- Task goal:
The listing below must be repeated word for word, with its images excluded.

Lines of data:
________________________

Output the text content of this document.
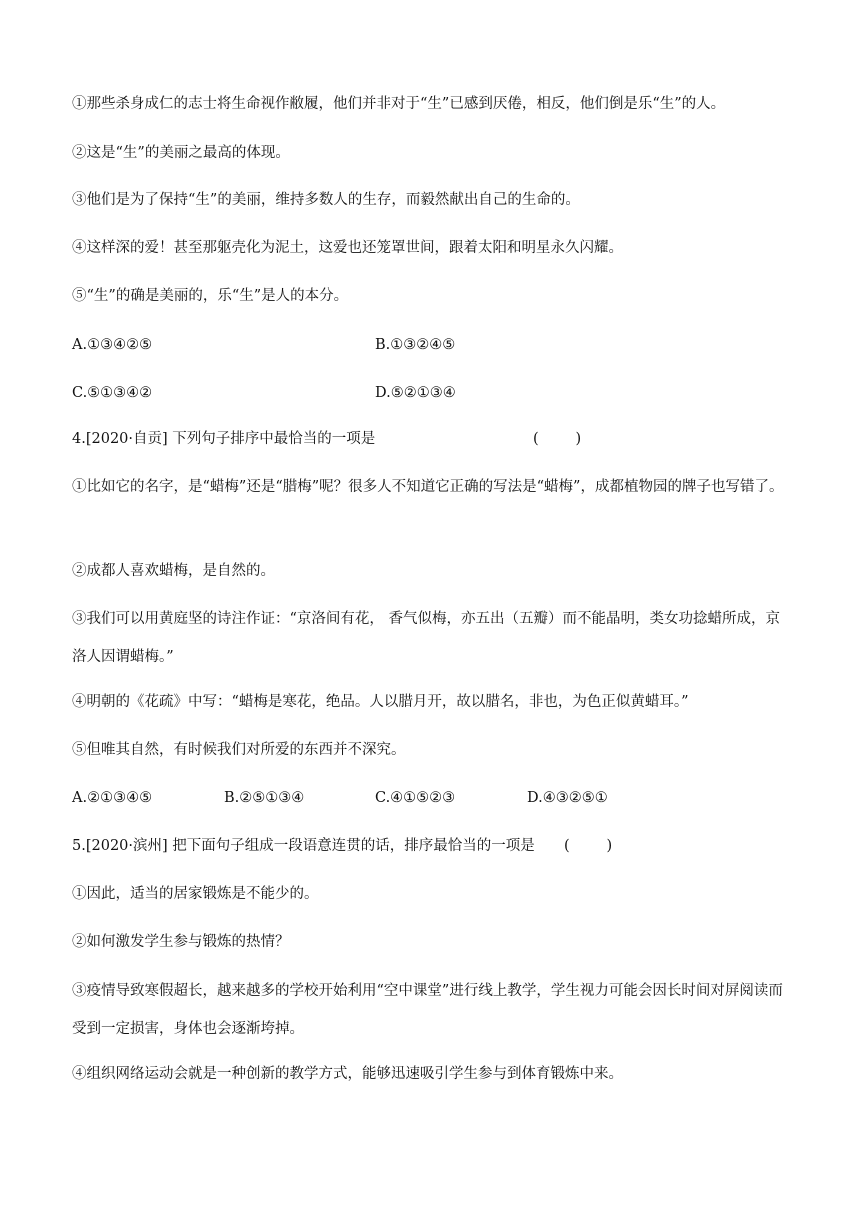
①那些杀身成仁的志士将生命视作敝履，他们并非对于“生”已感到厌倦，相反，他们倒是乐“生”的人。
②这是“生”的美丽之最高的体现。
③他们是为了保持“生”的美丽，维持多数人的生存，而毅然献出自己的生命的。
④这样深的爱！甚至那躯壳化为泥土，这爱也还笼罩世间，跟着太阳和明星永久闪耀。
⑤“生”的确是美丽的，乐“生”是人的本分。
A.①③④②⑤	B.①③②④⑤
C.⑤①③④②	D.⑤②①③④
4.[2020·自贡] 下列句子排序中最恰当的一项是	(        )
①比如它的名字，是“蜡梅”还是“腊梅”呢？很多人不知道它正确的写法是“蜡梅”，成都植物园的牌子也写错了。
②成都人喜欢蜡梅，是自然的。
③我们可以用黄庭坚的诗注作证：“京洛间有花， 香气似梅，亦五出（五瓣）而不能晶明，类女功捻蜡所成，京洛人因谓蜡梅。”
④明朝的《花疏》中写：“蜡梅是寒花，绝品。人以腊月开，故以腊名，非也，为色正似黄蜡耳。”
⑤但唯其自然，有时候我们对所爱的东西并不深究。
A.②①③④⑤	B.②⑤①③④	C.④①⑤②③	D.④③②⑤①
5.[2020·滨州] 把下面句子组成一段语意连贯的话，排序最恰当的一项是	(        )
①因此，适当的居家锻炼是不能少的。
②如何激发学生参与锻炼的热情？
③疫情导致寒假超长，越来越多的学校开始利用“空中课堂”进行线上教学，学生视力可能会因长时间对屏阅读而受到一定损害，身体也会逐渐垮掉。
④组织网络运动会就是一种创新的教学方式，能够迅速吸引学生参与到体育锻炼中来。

________________________

- Answer for the task:
Output the text content of this document.
①那些杀身成仁的志士将生命视作敝履，他们并非对于“生”已感到厌倦，相反，他们倒是乐“生”的人。
②这是“生”的美丽之最高的体现。
③他们是为了保持“生”的美丽，维持多数人的生存，而毅然献出自己的生命的。
④这样深的爱！甚至那躯壳化为泥土，这爱也还笼罩世间，跟着太阳和明星永久闪耀。
⑤“生”的确是美丽的，乐“生”是人的本分。
A.①③④②⑤	B.①③②④⑤
C.⑤①③④②	D.⑤②①③④
4.[2020·自贡] 下列句子排序中最恰当的一项是	(        )
①比如它的名字，是“蜡梅”还是“腊梅”呢？很多人不知道它正确的写法是“蜡梅”，成都植物园的牌子也写错了。
②成都人喜欢蜡梅，是自然的。
③我们可以用黄庭坚的诗注作证：“京洛间有花， 香气似梅，亦五出（五瓣）而不能晶明，类女功捻蜡所成，京洛人因谓蜡梅。”
④明朝的《花疏》中写：“蜡梅是寒花，绝品。人以腊月开，故以腊名，非也，为色正似黄蜡耳。”
⑤但唯其自然，有时候我们对所爱的东西并不深究。
A.②①③④⑤	B.②⑤①③④	C.④①⑤②③	D.④③②⑤①
5.[2020·滨州] 把下面句子组成一段语意连贯的话，排序最恰当的一项是	(        )
①因此，适当的居家锻炼是不能少的。
②如何激发学生参与锻炼的热情？
③疫情导致寒假超长，越来越多的学校开始利用“空中课堂”进行线上教学，学生视力可能会因长时间对屏阅读而受到一定损害，身体也会逐渐垮掉。
④组织网络运动会就是一种创新的教学方式，能够迅速吸引学生参与到体育锻炼中来。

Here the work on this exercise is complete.